> **What needs to be done**: Count every line of these entries that holds the word "through", and reply with the number only.

[Saved entries]
────────────────────────────────────────
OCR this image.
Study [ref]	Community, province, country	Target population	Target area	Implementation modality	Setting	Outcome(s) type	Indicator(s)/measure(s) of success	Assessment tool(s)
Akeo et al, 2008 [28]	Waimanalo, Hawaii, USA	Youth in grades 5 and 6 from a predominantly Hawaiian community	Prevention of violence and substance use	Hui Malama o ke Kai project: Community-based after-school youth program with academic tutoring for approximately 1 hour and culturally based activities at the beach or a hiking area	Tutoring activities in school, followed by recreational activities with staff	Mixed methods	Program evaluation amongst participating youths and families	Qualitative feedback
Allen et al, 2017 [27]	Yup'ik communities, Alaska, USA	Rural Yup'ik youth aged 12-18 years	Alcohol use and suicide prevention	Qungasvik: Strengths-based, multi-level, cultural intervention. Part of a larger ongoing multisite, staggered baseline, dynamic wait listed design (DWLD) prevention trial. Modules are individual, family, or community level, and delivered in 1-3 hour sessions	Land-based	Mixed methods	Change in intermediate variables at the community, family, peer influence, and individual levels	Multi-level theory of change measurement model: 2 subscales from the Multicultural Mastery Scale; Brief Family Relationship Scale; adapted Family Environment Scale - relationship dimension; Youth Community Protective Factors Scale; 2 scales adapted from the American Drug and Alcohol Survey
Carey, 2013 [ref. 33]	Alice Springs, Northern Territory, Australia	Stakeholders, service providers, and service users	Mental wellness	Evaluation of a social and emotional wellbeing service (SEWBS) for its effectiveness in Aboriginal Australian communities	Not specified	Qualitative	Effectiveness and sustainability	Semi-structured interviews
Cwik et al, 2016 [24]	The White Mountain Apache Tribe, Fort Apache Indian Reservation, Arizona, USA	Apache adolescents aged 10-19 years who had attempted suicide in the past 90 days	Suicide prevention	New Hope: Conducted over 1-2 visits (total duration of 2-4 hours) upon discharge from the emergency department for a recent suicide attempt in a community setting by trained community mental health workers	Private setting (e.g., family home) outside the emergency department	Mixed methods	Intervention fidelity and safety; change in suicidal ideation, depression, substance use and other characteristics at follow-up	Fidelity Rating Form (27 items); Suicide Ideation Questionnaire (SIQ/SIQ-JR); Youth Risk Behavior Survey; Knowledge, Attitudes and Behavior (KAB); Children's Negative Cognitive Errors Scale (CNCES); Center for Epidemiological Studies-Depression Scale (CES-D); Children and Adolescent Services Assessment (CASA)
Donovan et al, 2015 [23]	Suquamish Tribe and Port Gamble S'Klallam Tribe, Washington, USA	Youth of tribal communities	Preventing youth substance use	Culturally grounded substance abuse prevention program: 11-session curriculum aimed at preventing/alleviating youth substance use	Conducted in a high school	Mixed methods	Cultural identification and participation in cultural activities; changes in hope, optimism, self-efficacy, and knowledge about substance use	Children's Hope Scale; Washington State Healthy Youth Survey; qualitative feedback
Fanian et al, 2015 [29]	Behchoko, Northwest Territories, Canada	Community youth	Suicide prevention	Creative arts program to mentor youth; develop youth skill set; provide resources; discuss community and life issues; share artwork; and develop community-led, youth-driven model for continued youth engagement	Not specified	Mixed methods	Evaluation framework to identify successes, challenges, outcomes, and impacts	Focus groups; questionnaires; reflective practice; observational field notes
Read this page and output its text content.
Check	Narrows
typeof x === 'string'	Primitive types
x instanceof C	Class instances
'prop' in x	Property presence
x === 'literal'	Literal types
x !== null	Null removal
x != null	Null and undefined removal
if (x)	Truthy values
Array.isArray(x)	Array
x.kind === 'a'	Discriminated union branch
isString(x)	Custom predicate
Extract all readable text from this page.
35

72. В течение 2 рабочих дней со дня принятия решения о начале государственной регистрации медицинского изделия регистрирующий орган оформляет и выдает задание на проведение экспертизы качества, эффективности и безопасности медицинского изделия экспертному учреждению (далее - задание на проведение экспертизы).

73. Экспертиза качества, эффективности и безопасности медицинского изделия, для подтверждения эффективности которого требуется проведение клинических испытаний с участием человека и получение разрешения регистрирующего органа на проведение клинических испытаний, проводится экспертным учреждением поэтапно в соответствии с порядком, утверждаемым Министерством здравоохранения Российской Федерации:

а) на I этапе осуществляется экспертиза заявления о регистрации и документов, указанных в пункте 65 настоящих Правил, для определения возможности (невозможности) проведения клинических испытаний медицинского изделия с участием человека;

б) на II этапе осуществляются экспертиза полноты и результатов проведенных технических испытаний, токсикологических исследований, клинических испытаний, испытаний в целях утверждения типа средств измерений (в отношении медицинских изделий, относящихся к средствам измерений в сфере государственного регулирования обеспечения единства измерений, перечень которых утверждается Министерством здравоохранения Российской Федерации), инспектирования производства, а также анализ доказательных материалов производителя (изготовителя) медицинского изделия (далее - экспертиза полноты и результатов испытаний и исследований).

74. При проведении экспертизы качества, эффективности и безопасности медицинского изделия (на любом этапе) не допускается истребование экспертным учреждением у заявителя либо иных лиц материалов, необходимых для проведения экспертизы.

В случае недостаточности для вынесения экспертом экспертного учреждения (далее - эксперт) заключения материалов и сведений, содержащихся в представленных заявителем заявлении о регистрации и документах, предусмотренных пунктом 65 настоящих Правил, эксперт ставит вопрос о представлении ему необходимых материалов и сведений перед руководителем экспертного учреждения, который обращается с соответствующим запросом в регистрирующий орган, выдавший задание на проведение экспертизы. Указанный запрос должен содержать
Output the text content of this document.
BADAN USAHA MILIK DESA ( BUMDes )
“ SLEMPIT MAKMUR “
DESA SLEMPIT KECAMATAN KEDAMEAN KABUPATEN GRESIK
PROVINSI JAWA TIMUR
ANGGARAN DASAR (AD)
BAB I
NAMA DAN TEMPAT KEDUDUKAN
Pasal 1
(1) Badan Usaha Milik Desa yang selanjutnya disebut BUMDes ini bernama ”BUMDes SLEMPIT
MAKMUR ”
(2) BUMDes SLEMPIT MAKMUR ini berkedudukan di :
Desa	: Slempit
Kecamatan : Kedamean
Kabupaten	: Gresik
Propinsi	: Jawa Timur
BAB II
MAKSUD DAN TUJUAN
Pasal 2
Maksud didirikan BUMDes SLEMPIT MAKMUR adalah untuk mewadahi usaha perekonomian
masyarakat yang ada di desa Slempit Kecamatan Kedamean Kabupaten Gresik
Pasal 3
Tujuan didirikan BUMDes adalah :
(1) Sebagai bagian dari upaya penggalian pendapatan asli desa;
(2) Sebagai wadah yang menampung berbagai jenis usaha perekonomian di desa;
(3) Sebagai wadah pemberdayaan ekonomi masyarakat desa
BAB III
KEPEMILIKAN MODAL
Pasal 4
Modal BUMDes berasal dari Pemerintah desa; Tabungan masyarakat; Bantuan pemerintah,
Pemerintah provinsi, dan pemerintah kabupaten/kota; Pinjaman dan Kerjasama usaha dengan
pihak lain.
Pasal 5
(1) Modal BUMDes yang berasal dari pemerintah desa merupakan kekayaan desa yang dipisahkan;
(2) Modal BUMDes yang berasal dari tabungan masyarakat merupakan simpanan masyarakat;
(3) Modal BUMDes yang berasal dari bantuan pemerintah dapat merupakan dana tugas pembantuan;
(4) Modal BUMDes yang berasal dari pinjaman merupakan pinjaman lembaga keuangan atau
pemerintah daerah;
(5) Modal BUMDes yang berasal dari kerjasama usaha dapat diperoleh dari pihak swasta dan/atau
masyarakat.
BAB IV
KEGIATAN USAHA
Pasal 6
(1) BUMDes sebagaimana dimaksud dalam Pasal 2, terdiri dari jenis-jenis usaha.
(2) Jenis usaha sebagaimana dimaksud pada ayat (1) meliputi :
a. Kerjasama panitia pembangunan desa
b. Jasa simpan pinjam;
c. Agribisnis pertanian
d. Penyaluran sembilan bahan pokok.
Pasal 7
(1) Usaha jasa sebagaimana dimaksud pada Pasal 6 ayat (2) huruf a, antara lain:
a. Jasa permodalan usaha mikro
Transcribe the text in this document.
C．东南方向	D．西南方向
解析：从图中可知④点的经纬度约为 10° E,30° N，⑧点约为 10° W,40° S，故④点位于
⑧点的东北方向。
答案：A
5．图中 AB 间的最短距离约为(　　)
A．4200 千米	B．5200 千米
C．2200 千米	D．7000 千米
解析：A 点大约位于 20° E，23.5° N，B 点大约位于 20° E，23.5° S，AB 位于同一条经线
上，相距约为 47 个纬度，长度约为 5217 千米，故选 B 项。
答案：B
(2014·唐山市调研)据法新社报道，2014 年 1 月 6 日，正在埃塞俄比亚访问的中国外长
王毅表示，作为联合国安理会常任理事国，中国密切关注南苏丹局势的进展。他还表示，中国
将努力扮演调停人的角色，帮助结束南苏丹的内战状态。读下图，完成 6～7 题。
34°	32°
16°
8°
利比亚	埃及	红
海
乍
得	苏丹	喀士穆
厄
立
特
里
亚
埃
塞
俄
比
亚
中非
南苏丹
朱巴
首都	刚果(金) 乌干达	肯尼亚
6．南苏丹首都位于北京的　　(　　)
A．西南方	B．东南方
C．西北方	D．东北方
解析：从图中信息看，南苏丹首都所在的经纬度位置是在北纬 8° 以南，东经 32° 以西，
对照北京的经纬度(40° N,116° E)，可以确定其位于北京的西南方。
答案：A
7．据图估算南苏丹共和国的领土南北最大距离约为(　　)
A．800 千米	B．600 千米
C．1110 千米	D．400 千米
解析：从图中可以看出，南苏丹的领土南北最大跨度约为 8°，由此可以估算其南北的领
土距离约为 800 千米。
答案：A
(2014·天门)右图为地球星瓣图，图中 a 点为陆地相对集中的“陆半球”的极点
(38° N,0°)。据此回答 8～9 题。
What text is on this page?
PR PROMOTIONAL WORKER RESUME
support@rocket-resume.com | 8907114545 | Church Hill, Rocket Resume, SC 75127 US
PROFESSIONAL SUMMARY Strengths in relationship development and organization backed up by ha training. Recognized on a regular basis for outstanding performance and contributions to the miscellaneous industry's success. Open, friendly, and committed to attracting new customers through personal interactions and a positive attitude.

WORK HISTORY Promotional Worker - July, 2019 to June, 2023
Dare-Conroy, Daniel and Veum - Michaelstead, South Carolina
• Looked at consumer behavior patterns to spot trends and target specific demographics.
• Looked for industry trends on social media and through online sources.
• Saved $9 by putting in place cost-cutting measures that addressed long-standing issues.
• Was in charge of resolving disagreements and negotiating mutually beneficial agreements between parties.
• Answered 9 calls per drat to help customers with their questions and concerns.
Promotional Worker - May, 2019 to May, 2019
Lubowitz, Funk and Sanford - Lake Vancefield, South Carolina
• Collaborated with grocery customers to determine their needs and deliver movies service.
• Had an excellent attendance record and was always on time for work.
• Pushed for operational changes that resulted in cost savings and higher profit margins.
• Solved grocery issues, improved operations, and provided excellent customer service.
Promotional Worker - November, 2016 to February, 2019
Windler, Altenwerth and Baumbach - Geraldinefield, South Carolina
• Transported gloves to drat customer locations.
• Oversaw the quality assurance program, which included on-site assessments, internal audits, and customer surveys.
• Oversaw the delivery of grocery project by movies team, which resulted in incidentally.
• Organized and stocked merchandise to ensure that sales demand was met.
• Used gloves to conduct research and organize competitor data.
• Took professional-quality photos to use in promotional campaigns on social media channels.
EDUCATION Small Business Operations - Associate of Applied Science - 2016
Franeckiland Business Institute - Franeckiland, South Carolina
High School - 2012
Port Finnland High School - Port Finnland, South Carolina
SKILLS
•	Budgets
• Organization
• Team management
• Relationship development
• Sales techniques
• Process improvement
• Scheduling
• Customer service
────────────────────────────────────────
> **Exercise output**: 2